>>>

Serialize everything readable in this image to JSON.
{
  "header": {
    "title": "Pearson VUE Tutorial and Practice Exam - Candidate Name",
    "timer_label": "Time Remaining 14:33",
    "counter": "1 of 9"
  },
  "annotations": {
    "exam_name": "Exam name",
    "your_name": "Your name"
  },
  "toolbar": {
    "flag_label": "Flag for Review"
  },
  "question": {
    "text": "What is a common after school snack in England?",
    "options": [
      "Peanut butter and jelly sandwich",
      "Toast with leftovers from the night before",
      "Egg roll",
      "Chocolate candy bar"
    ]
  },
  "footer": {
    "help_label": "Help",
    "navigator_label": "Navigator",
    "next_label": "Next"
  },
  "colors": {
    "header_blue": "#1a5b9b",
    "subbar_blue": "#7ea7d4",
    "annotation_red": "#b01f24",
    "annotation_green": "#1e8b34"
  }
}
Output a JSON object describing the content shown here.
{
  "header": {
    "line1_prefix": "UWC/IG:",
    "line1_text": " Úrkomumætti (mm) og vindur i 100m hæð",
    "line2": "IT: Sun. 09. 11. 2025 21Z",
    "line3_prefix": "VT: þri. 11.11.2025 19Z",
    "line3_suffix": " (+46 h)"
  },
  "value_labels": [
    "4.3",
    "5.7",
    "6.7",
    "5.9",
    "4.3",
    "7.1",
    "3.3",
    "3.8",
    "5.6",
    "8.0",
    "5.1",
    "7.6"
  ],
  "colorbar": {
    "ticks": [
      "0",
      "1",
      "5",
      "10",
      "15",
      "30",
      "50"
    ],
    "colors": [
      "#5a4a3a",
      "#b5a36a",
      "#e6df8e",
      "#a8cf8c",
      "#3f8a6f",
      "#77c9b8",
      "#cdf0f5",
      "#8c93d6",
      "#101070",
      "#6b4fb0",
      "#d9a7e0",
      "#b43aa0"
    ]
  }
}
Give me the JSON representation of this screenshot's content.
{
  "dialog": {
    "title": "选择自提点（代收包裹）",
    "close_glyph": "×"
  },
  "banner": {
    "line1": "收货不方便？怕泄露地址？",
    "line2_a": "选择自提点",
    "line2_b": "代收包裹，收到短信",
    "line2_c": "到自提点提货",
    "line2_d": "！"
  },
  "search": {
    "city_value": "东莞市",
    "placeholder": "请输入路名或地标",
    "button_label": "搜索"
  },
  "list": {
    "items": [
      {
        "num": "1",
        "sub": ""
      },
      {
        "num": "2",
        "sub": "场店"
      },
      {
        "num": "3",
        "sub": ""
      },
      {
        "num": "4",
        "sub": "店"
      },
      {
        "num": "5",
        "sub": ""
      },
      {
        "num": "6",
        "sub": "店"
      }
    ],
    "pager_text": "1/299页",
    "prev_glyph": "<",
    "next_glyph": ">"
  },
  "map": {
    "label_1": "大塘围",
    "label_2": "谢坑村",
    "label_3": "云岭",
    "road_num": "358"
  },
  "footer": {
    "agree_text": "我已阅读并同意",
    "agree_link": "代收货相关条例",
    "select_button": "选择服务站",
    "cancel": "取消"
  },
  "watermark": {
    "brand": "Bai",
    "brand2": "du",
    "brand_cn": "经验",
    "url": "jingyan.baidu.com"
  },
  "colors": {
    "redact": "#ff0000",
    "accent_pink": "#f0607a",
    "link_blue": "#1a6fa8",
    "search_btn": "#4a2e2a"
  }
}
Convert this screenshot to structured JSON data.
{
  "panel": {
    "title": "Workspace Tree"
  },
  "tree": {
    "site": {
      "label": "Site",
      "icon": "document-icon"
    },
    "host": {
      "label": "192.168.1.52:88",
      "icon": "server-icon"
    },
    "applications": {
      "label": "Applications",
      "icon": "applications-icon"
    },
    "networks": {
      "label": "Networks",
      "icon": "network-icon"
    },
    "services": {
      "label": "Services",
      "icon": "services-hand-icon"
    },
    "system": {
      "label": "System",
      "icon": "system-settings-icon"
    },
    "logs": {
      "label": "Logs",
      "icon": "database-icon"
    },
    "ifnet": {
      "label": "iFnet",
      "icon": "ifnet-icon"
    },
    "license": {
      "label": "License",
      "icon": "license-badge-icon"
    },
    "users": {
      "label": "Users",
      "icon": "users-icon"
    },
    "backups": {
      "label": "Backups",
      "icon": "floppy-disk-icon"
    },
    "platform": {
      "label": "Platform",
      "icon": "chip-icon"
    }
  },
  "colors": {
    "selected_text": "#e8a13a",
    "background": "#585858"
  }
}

<<<

● Problem description
Repeat the records above exactly as they appear.

● Correct answer
Serialize everything readable in this image to JSON.
{
  "header": {
    "title": "Pearson VUE Tutorial and Practice Exam - Candidate Name",
    "timer_label": "Time Remaining 14:33",
    "counter": "1 of 9"
  },
  "annotations": {
    "exam_name": "Exam name",
    "your_name": "Your name"
  },
  "toolbar": {
    "flag_label": "Flag for Review"
  },
  "question": {
    "text": "What is a common after school snack in England?",
    "options": [
      "Peanut butter and jelly sandwich",
      "Toast with leftovers from the night before",
      "Egg roll",
      "Chocolate candy bar"
    ]
  },
  "footer": {
    "help_label": "Help",
    "navigator_label": "Navigator",
    "next_label": "Next"
  },
  "colors": {
    "header_blue": "#1a5b9b",
    "subbar_blue": "#7ea7d4",
    "annotation_red": "#b01f24",
    "annotation_green": "#1e8b34"
  }
}
Output a JSON object describing the content shown here.
{
  "header": {
    "line1_prefix": "UWC/IG:",
    "line1_text": " Úrkomumætti (mm) og vindur i 100m hæð",
    "line2": "IT: Sun. 09. 11. 2025 21Z",
    "line3_prefix": "VT: þri. 11.11.2025 19Z",
    "line3_suffix": " (+46 h)"
  },
  "value_labels": [
    "4.3",
    "5.7",
    "6.7",
    "5.9",
    "4.3",
    "7.1",
    "3.3",
    "3.8",
    "5.6",
    "8.0",
    "5.1",
    "7.6"
  ],
  "colorbar": {
    "ticks": [
      "0",
      "1",
      "5",
      "10",
      "15",
      "30",
      "50"
    ],
    "colors": [
      "#5a4a3a",
      "#b5a36a",
      "#e6df8e",
      "#a8cf8c",
      "#3f8a6f",
      "#77c9b8",
      "#cdf0f5",
      "#8c93d6",
      "#101070",
      "#6b4fb0",
      "#d9a7e0",
      "#b43aa0"
    ]
  }
}
Give me the JSON representation of this screenshot's content.
{
  "dialog": {
    "title": "选择自提点（代收包裹）",
    "close_glyph": "×"
  },
  "banner": {
    "line1": "收货不方便？怕泄露地址？",
    "line2_a": "选择自提点",
    "line2_b": "代收包裹，收到短信",
    "line2_c": "到自提点提货",
    "line2_d": "！"
  },
  "search": {
    "city_value": "东莞市",
    "placeholder": "请输入路名或地标",
    "button_label": "搜索"
  },
  "list": {
    "items": [
      {
        "num": "1",
        "sub": ""
      },
      {
        "num": "2",
        "sub": "场店"
      },
      {
        "num": "3",
        "sub": ""
      },
      {
        "num": "4",
        "sub": "店"
      },
      {
        "num": "5",
        "sub": ""
      },
      {
        "num": "6",
        "sub": "店"
      }
    ],
    "pager_text": "1/299页",
    "prev_glyph": "<",
    "next_glyph": ">"
  },
  "map": {
    "label_1": "大塘围",
    "label_2": "谢坑村",
    "label_3": "云岭",
    "road_num": "358"
  },
  "footer": {
    "agree_text": "我已阅读并同意",
    "agree_link": "代收货相关条例",
    "select_button": "选择服务站",
    "cancel": "取消"
  },
  "watermark": {
    "brand": "Bai",
    "brand2": "du",
    "brand_cn": "经验",
    "url": "jingyan.baidu.com"
  },
  "colors": {
    "redact": "#ff0000",
    "accent_pink": "#f0607a",
    "link_blue": "#1a6fa8",
    "search_btn": "#4a2e2a"
  }
}
Convert this screenshot to structured JSON data.
{
  "panel": {
    "title": "Workspace Tree"
  },
  "tree": {
    "site": {
      "label": "Site",
      "icon": "document-icon"
    },
    "host": {
      "label": "192.168.1.52:88",
      "icon": "server-icon"
    },
    "applications": {
      "label": "Applications",
      "icon": "applications-icon"
    },
    "networks": {
      "label": "Networks",
      "icon": "network-icon"
    },
    "services": {
      "label": "Services",
      "icon": "services-hand-icon"
    },
    "system": {
      "label": "System",
      "icon": "system-settings-icon"
    },
    "logs": {
      "label": "Logs",
      "icon": "database-icon"
    },
    "ifnet": {
      "label": "iFnet",
      "icon": "ifnet-icon"
    },
    "license": {
      "label": "License",
      "icon": "license-badge-icon"
    },
    "users": {
      "label": "Users",
      "icon": "users-icon"
    },
    "backups": {
      "label": "Backups",
      "icon": "floppy-disk-icon"
    },
    "platform": {
      "label": "Platform",
      "icon": "chip-icon"
    }
  },
  "colors": {
    "selected_text": "#e8a13a",
    "background": "#585858"
  }
}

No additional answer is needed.